**Required work**
Look through the data and write out every line with the word "六十甲子卦运五行先后天用卦表" in it.

**Provided material**
________________________________________
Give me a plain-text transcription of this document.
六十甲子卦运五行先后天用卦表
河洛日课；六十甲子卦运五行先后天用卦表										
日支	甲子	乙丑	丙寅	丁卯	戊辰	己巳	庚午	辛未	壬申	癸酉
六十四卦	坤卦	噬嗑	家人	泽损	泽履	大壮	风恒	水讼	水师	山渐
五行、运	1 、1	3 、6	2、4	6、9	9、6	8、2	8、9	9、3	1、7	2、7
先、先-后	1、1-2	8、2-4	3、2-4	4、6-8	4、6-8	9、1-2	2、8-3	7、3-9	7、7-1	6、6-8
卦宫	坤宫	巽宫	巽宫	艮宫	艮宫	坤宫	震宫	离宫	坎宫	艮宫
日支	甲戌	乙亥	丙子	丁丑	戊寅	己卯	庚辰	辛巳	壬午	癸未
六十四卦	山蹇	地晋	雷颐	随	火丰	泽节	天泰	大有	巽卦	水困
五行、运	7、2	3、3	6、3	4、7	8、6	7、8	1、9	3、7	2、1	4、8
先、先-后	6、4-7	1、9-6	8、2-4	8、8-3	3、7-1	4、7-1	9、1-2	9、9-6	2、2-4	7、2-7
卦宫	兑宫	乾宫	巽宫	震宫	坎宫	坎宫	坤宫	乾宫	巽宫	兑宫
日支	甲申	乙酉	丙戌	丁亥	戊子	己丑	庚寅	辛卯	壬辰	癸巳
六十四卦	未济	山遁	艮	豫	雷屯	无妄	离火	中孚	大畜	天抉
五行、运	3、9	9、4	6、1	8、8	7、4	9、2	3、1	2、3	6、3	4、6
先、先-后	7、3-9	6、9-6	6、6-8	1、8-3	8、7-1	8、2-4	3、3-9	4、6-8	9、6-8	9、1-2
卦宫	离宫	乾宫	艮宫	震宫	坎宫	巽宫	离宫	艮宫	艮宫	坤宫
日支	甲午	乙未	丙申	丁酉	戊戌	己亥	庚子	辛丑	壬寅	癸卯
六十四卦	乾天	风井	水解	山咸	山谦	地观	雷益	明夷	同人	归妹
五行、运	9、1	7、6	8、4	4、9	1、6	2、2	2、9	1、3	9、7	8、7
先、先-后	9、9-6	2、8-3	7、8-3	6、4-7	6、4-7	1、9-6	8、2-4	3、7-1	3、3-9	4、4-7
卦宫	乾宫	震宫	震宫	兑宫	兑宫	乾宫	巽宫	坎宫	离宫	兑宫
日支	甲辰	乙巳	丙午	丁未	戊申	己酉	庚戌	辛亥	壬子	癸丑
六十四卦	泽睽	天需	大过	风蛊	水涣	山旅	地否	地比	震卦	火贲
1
________________________________________
**Full solution**
六十甲子卦运五行先后天用卦表
河洛日课；六十甲子卦运五行先后天用卦表										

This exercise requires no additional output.